# Your task
Copy out all the records exactly.

# Records to process
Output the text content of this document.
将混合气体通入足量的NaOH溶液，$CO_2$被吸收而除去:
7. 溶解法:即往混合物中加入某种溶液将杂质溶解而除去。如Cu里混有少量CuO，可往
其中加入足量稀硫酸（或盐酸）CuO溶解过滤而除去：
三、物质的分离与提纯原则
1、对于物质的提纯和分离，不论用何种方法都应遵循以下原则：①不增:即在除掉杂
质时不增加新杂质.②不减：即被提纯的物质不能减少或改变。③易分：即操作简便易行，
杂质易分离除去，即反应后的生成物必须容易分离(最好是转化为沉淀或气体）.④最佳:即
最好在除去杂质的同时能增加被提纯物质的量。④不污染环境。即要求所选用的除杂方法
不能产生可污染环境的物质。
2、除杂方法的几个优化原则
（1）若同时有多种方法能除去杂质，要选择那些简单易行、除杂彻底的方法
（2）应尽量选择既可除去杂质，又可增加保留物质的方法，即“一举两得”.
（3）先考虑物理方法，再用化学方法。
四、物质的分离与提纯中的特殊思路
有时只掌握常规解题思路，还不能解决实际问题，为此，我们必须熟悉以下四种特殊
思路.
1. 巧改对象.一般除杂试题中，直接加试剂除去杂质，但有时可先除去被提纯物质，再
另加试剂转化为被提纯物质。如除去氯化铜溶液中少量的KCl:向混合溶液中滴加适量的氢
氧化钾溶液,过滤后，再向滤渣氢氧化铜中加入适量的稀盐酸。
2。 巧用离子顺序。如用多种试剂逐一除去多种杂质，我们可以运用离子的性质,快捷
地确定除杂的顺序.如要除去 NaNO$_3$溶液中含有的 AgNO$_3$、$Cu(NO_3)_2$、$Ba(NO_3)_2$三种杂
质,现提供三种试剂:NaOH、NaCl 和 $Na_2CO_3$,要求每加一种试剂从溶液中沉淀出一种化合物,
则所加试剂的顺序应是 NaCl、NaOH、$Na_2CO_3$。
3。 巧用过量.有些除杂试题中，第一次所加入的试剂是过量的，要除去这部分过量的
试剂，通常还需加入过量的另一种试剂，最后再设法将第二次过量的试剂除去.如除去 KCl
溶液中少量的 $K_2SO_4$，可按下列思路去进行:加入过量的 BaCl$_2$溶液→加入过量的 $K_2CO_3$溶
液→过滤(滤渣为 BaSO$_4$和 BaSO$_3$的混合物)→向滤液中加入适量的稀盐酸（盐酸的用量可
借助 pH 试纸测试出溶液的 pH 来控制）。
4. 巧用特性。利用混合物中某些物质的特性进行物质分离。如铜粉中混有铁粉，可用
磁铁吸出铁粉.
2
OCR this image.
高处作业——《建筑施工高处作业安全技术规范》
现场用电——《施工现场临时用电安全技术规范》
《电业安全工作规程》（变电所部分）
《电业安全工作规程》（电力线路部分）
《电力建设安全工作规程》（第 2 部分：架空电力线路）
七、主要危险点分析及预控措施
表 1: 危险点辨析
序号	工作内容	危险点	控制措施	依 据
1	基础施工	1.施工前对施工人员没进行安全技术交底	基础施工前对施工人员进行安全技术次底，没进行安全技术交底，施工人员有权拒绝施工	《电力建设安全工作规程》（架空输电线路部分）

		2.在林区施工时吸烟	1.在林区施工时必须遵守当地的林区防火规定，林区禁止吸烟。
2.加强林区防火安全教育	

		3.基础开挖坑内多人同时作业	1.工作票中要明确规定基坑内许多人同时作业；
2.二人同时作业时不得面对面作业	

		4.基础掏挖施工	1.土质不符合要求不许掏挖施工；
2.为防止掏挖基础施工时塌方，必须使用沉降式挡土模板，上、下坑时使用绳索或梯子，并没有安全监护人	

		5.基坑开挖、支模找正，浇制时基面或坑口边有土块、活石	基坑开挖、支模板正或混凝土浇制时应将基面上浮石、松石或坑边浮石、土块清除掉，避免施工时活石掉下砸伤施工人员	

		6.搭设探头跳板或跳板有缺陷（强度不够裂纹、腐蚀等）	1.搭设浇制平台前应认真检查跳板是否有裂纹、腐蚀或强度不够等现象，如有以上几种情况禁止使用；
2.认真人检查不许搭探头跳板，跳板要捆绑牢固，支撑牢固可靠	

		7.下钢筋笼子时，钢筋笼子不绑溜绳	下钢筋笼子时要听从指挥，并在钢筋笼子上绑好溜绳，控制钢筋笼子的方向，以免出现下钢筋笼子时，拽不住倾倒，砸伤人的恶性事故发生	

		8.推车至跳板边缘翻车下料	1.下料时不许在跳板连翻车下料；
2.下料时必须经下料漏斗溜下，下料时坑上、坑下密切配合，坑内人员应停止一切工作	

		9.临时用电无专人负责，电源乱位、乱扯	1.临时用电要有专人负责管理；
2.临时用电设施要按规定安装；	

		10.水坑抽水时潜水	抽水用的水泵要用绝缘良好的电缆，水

# Problem solution
Output the text content of this document.
将混合气体通入足量的NaOH溶液，$CO_2$被吸收而除去:
7. 溶解法:即往混合物中加入某种溶液将杂质溶解而除去。如Cu里混有少量CuO，可往
其中加入足量稀硫酸（或盐酸）CuO溶解过滤而除去：
三、物质的分离与提纯原则
1、对于物质的提纯和分离，不论用何种方法都应遵循以下原则：①不增:即在除掉杂
质时不增加新杂质.②不减：即被提纯的物质不能减少或改变。③易分：即操作简便易行，
杂质易分离除去，即反应后的生成物必须容易分离(最好是转化为沉淀或气体）.④最佳:即
最好在除去杂质的同时能增加被提纯物质的量。④不污染环境。即要求所选用的除杂方法
不能产生可污染环境的物质。
2、除杂方法的几个优化原则
（1）若同时有多种方法能除去杂质，要选择那些简单易行、除杂彻底的方法
（2）应尽量选择既可除去杂质，又可增加保留物质的方法，即“一举两得”.
（3）先考虑物理方法，再用化学方法。
四、物质的分离与提纯中的特殊思路
有时只掌握常规解题思路，还不能解决实际问题，为此，我们必须熟悉以下四种特殊
思路.
1. 巧改对象.一般除杂试题中，直接加试剂除去杂质，但有时可先除去被提纯物质，再
另加试剂转化为被提纯物质。如除去氯化铜溶液中少量的KCl:向混合溶液中滴加适量的氢
氧化钾溶液,过滤后，再向滤渣氢氧化铜中加入适量的稀盐酸。
2。 巧用离子顺序。如用多种试剂逐一除去多种杂质，我们可以运用离子的性质,快捷
地确定除杂的顺序.如要除去 NaNO$_3$溶液中含有的 AgNO$_3$、$Cu(NO_3)_2$、$Ba(NO_3)_2$三种杂
质,现提供三种试剂:NaOH、NaCl 和 $Na_2CO_3$,要求每加一种试剂从溶液中沉淀出一种化合物,
则所加试剂的顺序应是 NaCl、NaOH、$Na_2CO_3$。
3。 巧用过量.有些除杂试题中，第一次所加入的试剂是过量的，要除去这部分过量的
试剂，通常还需加入过量的另一种试剂，最后再设法将第二次过量的试剂除去.如除去 KCl
溶液中少量的 $K_2SO_4$，可按下列思路去进行:加入过量的 BaCl$_2$溶液→加入过量的 $K_2CO_3$溶
液→过滤(滤渣为 BaSO$_4$和 BaSO$_3$的混合物)→向滤液中加入适量的稀盐酸（盐酸的用量可
借助 pH 试纸测试出溶液的 pH 来控制）。
4. 巧用特性。利用混合物中某些物质的特性进行物质分离。如铜粉中混有铁粉，可用
磁铁吸出铁粉.
2
OCR this image.
高处作业——《建筑施工高处作业安全技术规范》
现场用电——《施工现场临时用电安全技术规范》
《电业安全工作规程》（变电所部分）
《电业安全工作规程》（电力线路部分）
《电力建设安全工作规程》（第 2 部分：架空电力线路）
七、主要危险点分析及预控措施
表 1: 危险点辨析
序号	工作内容	危险点	控制措施	依 据
1	基础施工	1.施工前对施工人员没进行安全技术交底	基础施工前对施工人员进行安全技术次底，没进行安全技术交底，施工人员有权拒绝施工	《电力建设安全工作规程》（架空输电线路部分）

		2.在林区施工时吸烟	1.在林区施工时必须遵守当地的林区防火规定，林区禁止吸烟。
2.加强林区防火安全教育	

		3.基础开挖坑内多人同时作业	1.工作票中要明确规定基坑内许多人同时作业；
2.二人同时作业时不得面对面作业	

		4.基础掏挖施工	1.土质不符合要求不许掏挖施工；
2.为防止掏挖基础施工时塌方，必须使用沉降式挡土模板，上、下坑时使用绳索或梯子，并没有安全监护人	

		5.基坑开挖、支模找正，浇制时基面或坑口边有土块、活石	基坑开挖、支模板正或混凝土浇制时应将基面上浮石、松石或坑边浮石、土块清除掉，避免施工时活石掉下砸伤施工人员	

		6.搭设探头跳板或跳板有缺陷（强度不够裂纹、腐蚀等）	1.搭设浇制平台前应认真检查跳板是否有裂纹、腐蚀或强度不够等现象，如有以上几种情况禁止使用；
2.认真人检查不许搭探头跳板，跳板要捆绑牢固，支撑牢固可靠	

		7.下钢筋笼子时，钢筋笼子不绑溜绳	下钢筋笼子时要听从指挥，并在钢筋笼子上绑好溜绳，控制钢筋笼子的方向，以免出现下钢筋笼子时，拽不住倾倒，砸伤人的恶性事故发生	

		8.推车至跳板边缘翻车下料	1.下料时不许在跳板连翻车下料；
2.下料时必须经下料漏斗溜下，下料时坑上、坑下密切配合，坑内人员应停止一切工作	

		9.临时用电无专人负责，电源乱位、乱扯	1.临时用电要有专人负责管理；
2.临时用电设施要按规定安装；	

		10.水坑抽水时潜水	抽水用的水泵要用绝缘良好的电缆，水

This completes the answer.